▶ _Data lines_
——

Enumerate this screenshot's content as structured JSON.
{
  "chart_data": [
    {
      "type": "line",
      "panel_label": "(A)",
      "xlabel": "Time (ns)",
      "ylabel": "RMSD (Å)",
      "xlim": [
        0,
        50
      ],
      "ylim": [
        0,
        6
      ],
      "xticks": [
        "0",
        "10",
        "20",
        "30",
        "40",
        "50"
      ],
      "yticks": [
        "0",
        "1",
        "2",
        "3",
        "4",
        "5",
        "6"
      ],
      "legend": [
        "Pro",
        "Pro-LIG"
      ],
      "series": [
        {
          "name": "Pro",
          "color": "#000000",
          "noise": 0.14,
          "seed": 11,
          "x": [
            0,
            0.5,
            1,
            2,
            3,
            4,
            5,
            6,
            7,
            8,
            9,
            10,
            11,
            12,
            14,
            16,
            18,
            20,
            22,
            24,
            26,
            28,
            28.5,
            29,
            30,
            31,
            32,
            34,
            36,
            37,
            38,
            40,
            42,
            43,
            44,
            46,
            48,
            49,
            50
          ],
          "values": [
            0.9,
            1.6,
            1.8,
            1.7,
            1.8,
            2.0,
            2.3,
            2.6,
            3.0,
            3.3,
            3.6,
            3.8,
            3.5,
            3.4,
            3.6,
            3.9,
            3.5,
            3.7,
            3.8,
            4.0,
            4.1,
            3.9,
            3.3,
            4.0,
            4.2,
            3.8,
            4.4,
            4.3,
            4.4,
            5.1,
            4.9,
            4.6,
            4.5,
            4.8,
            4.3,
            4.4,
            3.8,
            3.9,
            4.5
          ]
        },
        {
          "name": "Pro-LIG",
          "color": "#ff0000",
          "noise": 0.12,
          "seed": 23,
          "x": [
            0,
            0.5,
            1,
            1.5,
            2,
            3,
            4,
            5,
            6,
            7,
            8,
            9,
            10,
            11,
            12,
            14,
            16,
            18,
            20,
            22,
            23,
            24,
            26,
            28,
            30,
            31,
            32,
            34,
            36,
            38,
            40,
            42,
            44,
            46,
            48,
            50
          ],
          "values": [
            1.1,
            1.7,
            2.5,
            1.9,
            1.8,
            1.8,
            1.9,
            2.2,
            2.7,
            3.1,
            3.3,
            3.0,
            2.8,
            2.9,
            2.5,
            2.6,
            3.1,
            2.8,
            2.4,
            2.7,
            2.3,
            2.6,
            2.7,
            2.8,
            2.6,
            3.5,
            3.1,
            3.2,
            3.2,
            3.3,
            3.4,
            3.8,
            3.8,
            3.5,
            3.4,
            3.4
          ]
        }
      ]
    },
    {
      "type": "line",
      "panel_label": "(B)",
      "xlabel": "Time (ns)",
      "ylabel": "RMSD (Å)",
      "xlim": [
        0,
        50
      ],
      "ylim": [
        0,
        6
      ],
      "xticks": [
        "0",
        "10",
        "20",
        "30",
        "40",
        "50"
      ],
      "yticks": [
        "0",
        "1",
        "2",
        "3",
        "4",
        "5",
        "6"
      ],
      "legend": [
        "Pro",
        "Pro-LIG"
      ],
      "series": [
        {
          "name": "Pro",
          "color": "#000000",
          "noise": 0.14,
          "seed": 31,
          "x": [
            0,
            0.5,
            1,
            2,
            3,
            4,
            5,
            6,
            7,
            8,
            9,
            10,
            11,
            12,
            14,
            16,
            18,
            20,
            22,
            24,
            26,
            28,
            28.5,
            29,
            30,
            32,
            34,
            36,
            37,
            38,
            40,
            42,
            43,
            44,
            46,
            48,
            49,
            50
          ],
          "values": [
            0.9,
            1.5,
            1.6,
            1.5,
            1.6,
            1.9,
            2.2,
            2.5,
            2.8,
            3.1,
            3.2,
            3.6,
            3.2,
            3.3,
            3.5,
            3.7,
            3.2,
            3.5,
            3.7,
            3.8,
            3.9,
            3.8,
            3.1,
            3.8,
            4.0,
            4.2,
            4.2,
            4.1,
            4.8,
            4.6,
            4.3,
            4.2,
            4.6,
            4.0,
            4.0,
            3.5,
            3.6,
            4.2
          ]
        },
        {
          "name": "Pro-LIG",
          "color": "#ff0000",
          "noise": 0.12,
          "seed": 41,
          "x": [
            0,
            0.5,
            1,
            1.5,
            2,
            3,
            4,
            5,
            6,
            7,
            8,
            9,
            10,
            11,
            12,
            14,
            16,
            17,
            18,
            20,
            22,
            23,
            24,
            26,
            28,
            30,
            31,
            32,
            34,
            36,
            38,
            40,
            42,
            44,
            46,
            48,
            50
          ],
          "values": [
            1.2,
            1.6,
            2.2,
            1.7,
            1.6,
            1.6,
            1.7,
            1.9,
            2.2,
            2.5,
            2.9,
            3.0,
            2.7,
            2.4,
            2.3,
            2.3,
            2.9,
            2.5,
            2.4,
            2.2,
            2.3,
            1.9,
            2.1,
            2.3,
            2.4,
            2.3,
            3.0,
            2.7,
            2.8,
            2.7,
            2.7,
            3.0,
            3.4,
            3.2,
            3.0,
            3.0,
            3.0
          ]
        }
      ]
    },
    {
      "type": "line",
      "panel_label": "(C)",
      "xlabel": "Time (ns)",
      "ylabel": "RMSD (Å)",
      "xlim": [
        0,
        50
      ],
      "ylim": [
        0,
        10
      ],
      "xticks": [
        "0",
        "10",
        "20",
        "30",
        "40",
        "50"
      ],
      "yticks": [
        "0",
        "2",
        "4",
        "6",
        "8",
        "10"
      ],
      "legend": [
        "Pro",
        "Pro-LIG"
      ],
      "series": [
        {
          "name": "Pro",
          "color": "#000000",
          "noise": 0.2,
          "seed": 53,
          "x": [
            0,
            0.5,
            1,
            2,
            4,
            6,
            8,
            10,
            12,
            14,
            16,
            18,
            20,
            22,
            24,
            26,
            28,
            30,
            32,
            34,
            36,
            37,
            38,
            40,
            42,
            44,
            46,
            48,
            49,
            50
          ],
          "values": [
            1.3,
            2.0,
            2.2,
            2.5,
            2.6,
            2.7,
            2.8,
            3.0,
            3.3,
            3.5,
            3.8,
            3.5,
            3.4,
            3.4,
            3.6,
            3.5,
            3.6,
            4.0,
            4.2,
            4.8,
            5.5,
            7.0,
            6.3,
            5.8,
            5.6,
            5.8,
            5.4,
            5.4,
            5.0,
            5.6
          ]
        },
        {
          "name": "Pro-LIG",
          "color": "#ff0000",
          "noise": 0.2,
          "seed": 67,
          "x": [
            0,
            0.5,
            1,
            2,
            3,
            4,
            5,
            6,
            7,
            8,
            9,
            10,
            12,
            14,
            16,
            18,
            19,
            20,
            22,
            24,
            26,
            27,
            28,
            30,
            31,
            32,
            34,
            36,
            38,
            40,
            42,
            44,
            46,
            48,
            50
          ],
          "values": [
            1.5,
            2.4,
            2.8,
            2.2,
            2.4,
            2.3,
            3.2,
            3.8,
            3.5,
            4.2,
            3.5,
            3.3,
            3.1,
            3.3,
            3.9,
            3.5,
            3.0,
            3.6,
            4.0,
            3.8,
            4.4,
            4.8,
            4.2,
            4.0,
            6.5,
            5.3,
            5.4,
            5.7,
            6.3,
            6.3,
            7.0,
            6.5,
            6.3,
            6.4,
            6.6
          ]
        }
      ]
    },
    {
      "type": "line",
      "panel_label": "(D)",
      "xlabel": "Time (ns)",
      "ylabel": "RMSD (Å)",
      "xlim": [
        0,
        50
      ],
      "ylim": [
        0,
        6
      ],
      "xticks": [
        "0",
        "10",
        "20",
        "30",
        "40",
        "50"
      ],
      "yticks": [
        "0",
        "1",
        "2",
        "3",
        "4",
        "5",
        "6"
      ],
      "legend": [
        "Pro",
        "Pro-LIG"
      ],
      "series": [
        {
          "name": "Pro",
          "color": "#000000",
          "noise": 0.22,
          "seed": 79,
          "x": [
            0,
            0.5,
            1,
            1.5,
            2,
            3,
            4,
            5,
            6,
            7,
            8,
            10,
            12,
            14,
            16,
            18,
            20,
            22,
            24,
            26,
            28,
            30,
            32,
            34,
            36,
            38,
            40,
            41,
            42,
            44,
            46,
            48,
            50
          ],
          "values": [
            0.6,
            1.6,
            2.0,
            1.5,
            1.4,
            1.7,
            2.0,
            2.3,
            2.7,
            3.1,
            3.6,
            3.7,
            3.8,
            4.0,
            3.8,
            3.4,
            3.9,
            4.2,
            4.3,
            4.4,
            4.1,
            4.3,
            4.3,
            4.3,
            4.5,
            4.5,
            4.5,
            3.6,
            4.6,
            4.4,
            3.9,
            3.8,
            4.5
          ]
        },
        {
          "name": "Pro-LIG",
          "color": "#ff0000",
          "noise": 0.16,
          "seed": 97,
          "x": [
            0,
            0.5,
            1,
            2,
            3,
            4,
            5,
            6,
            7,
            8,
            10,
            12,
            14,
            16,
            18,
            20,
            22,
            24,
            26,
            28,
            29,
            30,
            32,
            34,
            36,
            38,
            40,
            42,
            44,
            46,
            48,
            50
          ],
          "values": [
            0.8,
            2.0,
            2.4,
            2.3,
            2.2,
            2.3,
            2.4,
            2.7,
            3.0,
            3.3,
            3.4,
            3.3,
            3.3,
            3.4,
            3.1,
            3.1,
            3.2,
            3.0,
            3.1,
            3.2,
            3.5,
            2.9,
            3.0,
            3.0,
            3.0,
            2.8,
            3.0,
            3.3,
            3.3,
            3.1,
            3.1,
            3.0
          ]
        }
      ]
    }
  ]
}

——

▶ _The task_
Which lines include the word "seed"? List them all.

▶ _The response_
          "seed": 11,
          "seed": 23,
          "seed": 31,
          "seed": 41,
          "seed": 53,
          "seed": 67,
          "seed": 79,
          "seed": 97,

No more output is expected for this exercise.